◆ **What you need to do**
A. From the Mauna Kea passage, please quote the part that opens with the words containing "(3) Are the" and closes with "wins? Who loses?".
B. Translate this sentence from the Mauna Kea passage into Spanish: "No study has ever been conducted to assess the carrying capacity of the mountain for development."

◆ **Passage for review**
Public hearings on the TMT permit application will be held on December 2 (Hawaii County Council Room, Hilo) and December 3 (NELHA Gateway Center). More hearing info at:  http://hawaii.gov/dlnr/occl/hearings-workshops

We’re still reading through the documents, and we’ll be back with our comments and analysis soon. In the meantime, we wanted to share 3 facts, and 3 questions about the current paradigm of managment and decision-making on Mauna Kea:

– There exists a Mauna Kea Management Board, which is supposed to be like a community management entity. It is comprised of seven members of the community who are nominated by the UH Hilo Chancellor and approved by the UH Board of Regents. (see http://www.malamamaunakea.org/?page_id=80) UH appoints 100% of the
members of this Management Board, while at the same time benefiting financially from accelerated telescope development, in what they claim to be a “correct and representative” process.

– Mauna Kea is currently being leased and subleased for $1/year. (Some of the sub-leases are gratis!) Hawaii law (HRS 171) says that “ceded” lands (crown lands) must be leased for fair-market value. We know that telescope “viewing time” can go for at least $80,000/night (this is what Yale recently agreed to pay in a $12 million dollar deal with the
Keck Observatory) http://opa.yale.edu/news/article.aspx?id=6437. How is $1/year fair-market value for the years of development that has already taken place? We are now being asked to consider further development, under an existing economic paradigm which does not conform to the law.

– No study has ever been conducted to assess the carrying capacity of the mountain for development. Further, the only cummulative study on the impacts of past development (an EIS conducted by NASA in 2005, as a result of litigation by OHA) found the cummulative impacts of telescope development on Mauna Kea to be “significant, substantial and adverse.” Hawaii state law prohibits permits for projects in conservation districts that cause significant and adverse harm.

Three Questions:
(1) What is the carrying capacity of the summit for development? How can we know, unless we study it?
(2) How intensely can we industrialize in the conservation district, before its meaning and purpose as conservation lands is lost?
(3) Are the current “economics” of telescope development ($1/year leases) leading to optimal allocation of resources between astronomy and cultural and natural resources? Who wins? Who loses?

[Dataset entries]

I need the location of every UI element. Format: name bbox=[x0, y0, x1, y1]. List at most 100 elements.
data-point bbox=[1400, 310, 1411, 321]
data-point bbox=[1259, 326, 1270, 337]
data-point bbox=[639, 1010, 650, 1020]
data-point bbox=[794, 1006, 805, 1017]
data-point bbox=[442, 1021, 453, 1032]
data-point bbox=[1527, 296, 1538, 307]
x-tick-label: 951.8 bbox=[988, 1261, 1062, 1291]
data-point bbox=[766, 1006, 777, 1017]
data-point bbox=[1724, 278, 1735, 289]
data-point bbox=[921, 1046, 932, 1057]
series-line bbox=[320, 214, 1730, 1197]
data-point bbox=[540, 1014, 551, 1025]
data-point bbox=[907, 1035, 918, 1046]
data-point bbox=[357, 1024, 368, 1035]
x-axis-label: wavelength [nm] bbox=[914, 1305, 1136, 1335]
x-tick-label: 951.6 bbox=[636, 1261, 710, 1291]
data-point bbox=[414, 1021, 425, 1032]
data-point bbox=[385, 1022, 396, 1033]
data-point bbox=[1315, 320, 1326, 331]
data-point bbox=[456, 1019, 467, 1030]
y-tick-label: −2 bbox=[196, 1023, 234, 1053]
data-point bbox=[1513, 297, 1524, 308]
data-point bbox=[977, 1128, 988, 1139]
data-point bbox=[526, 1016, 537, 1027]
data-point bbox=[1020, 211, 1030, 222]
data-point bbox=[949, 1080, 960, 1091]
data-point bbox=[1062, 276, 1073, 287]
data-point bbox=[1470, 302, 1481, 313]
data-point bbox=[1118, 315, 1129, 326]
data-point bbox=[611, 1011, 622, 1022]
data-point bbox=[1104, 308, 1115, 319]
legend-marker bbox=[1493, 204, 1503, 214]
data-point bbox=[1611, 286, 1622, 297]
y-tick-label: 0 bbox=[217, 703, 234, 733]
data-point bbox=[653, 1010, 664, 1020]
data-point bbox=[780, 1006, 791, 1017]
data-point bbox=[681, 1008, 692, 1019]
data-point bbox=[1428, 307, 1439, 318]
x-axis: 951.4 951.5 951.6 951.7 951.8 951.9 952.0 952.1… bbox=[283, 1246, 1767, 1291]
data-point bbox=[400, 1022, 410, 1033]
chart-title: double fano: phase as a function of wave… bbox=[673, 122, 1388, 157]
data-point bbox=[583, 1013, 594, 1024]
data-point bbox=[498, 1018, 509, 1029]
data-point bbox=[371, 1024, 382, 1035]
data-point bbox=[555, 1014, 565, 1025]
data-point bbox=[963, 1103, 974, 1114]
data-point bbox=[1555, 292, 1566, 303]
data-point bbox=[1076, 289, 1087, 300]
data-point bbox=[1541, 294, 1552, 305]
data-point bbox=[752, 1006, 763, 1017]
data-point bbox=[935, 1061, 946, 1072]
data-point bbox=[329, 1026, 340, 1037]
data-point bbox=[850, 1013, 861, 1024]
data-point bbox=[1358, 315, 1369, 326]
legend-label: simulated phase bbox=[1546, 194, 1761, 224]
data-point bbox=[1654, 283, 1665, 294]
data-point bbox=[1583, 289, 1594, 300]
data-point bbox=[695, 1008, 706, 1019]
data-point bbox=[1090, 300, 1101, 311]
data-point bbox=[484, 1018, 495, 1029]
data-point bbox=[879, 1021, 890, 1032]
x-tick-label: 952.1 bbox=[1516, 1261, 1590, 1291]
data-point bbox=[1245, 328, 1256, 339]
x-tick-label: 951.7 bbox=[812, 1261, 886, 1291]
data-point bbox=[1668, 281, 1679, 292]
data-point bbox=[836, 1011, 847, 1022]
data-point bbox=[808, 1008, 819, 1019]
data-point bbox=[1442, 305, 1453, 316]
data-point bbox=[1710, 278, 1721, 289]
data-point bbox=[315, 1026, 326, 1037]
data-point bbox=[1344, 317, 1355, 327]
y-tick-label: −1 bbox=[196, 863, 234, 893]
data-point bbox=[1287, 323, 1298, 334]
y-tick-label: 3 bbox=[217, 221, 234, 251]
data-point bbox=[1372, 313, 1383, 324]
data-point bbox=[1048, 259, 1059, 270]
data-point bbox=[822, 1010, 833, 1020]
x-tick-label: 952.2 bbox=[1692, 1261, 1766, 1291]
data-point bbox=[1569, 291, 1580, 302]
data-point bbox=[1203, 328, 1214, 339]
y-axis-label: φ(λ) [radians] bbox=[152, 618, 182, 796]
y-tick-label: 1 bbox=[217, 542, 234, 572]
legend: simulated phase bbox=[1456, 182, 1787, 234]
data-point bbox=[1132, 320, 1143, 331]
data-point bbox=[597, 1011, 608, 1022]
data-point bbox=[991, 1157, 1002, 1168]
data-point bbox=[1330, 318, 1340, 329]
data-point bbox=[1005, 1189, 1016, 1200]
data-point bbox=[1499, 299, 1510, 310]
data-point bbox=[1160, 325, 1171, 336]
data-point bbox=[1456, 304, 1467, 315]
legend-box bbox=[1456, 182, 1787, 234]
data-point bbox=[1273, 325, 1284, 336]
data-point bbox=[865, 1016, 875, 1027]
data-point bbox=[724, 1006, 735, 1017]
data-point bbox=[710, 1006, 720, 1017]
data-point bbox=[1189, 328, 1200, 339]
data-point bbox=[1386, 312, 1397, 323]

◆ **Numbered responses**
A.
(3) Are the current “economics” of telescope development ($1/year leases) leading to optimal allocation of resources between astronomy and cultural and natural resources? Who wins? Who loses?

B. Nunca se ha realizado ningún estudio para evaluar la capacidad de carga de la montaña para el desarrollo.